→ Record set

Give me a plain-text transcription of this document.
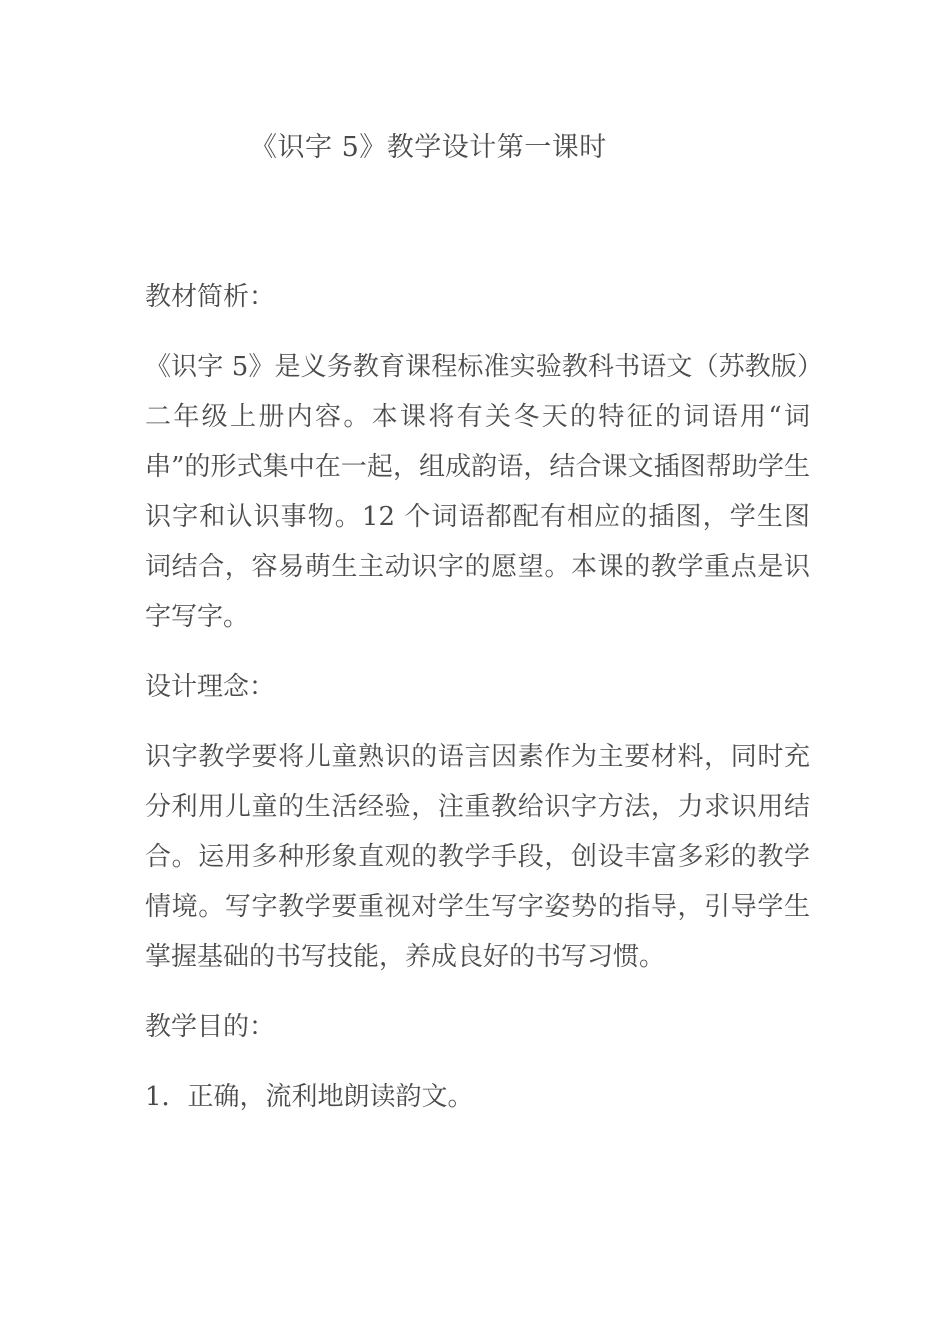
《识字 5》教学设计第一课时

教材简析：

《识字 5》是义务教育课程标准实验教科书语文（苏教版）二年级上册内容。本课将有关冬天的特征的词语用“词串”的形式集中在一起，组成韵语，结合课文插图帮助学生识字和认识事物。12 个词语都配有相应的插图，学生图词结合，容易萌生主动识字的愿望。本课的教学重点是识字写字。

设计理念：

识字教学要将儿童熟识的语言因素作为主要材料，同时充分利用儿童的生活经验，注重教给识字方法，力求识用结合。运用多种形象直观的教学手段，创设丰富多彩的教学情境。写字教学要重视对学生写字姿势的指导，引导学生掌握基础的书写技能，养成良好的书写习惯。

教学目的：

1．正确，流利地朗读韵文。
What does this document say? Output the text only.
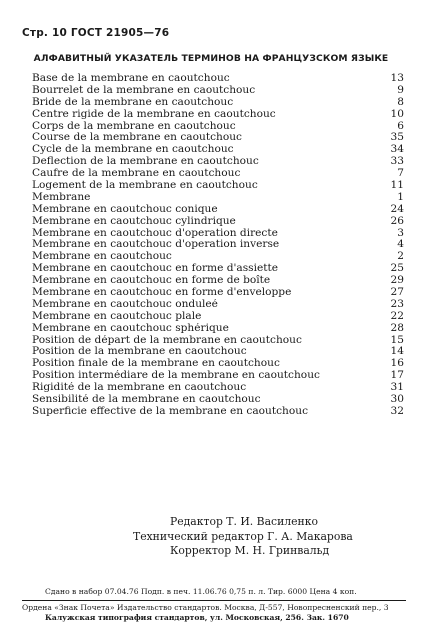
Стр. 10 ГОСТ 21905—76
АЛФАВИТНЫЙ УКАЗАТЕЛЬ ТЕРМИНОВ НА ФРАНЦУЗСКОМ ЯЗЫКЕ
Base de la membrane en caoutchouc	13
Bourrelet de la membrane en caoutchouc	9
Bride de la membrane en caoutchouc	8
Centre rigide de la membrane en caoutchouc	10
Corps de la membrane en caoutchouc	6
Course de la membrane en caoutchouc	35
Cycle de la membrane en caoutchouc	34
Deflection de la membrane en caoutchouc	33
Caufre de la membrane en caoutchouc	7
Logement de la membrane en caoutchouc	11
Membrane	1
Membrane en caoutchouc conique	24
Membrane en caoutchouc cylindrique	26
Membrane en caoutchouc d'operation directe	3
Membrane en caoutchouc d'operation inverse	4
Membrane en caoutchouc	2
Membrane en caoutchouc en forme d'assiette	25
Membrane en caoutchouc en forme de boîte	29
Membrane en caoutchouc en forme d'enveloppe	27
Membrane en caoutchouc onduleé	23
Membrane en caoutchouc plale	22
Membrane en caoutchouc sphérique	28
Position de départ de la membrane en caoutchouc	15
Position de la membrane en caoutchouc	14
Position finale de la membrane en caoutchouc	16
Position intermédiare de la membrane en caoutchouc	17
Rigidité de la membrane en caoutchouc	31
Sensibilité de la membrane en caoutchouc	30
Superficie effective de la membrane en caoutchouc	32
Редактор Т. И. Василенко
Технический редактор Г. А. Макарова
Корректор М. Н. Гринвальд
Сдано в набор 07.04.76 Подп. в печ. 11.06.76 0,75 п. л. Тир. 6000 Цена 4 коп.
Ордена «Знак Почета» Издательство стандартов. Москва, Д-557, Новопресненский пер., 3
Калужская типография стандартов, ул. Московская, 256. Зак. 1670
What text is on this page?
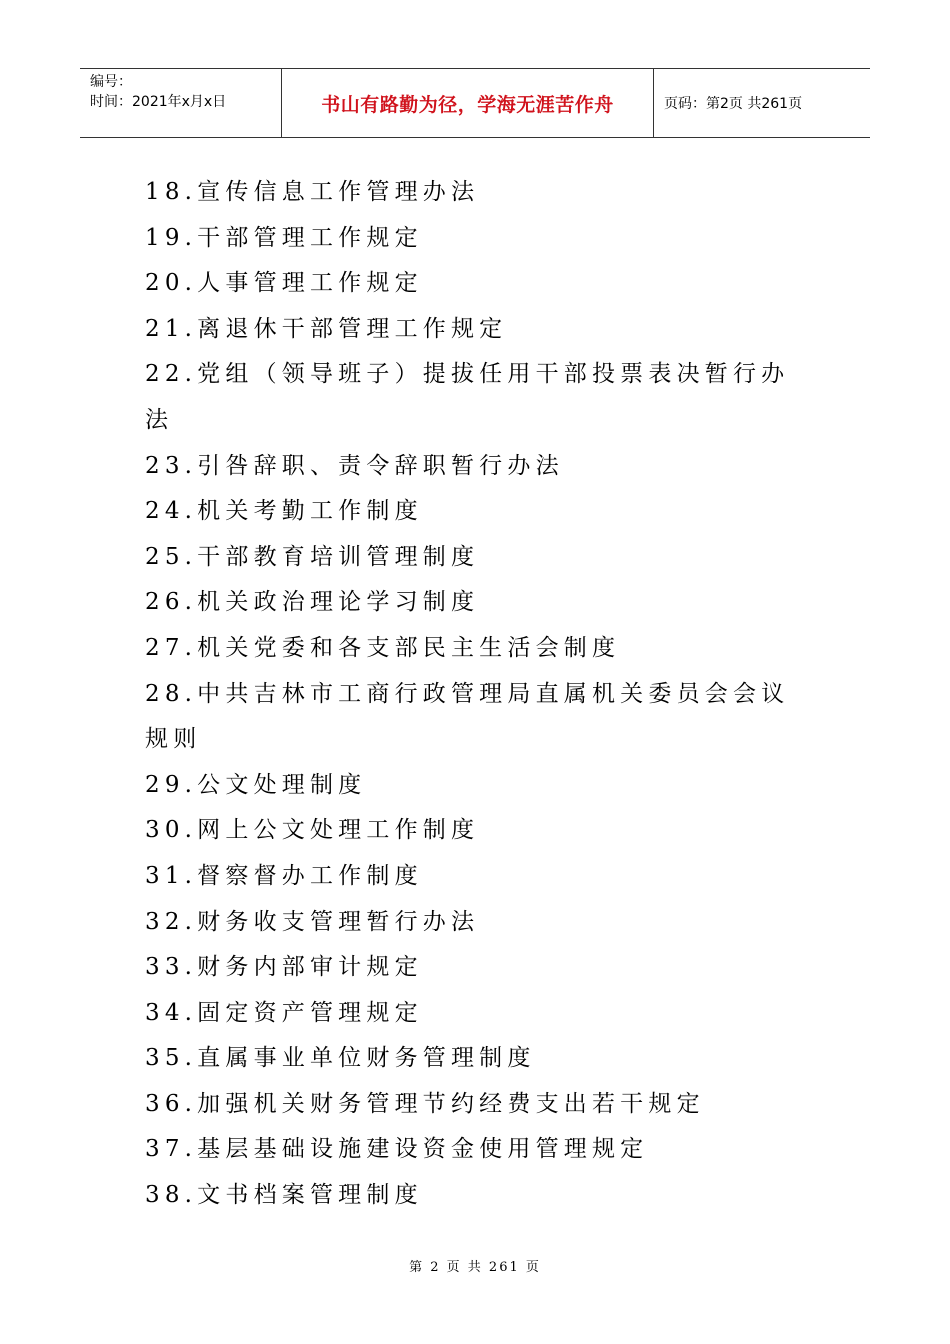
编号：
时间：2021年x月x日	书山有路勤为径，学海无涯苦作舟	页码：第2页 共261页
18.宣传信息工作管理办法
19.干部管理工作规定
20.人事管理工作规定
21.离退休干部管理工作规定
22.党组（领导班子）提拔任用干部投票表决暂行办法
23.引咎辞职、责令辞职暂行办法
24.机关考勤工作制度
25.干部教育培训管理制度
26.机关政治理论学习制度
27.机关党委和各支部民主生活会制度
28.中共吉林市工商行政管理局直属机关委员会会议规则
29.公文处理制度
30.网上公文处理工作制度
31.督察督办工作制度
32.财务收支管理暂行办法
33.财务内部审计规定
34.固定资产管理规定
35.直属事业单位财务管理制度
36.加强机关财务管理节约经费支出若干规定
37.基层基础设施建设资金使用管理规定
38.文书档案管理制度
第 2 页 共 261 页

→ Task
Review the material and copy each line in which the word "What" appears.

→ Full output
What does this document say? Output the text only.
What text is on this page?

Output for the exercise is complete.